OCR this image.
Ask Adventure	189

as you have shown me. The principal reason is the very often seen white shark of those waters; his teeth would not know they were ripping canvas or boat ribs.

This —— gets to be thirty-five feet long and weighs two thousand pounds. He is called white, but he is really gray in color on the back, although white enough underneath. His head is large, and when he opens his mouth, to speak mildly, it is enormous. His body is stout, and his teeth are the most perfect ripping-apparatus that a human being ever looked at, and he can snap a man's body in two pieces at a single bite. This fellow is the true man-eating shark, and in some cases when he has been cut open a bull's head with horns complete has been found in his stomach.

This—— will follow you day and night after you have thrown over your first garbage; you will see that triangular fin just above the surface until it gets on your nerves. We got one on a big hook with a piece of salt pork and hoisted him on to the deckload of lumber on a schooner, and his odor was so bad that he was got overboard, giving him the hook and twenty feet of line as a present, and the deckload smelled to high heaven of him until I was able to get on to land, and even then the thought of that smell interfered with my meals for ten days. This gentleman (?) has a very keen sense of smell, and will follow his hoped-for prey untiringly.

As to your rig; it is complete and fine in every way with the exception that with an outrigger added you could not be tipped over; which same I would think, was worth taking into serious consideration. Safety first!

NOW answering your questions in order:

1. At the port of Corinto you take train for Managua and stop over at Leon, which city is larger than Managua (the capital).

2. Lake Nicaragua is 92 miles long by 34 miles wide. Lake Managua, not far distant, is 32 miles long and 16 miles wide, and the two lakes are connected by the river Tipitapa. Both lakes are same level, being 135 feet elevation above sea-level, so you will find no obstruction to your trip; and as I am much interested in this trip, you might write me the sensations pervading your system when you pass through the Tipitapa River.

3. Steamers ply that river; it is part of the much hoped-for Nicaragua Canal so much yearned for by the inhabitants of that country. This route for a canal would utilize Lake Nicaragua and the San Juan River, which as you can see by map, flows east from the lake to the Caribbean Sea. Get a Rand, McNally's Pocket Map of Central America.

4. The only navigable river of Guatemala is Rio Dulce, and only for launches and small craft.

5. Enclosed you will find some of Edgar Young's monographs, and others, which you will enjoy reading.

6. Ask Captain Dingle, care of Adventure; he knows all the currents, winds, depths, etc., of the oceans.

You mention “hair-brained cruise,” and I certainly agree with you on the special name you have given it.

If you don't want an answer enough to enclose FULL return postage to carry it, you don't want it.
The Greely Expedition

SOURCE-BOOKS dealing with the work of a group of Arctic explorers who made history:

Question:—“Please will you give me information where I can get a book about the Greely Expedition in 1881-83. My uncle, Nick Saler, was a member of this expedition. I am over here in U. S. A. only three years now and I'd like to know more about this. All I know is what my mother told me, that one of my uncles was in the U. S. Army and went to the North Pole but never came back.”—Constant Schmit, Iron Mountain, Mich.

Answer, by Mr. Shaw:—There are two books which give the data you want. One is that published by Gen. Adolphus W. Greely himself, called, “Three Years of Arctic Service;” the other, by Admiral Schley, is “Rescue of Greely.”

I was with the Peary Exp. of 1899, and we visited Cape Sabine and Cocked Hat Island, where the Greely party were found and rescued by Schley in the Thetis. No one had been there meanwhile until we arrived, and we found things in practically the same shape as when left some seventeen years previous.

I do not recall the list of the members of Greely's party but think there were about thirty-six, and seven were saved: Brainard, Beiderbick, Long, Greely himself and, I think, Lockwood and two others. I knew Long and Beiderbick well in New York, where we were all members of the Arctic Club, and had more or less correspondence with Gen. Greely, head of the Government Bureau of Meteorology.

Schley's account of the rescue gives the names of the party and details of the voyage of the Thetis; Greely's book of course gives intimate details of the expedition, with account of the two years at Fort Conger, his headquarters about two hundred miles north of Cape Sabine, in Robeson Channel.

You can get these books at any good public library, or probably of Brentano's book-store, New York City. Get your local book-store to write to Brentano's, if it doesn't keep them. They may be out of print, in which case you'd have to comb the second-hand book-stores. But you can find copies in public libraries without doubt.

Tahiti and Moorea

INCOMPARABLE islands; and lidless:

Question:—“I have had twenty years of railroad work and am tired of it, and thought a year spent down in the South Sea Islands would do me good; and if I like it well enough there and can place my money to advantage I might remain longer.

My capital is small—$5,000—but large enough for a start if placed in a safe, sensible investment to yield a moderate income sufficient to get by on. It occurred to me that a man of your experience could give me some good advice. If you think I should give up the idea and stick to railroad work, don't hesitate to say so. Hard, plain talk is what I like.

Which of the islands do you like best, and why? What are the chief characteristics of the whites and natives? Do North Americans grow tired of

⁂

■ **Exercise objective**
From the records above, how many lines include the word "Adventure"? Only the number is wanted.

■ **Written response**
2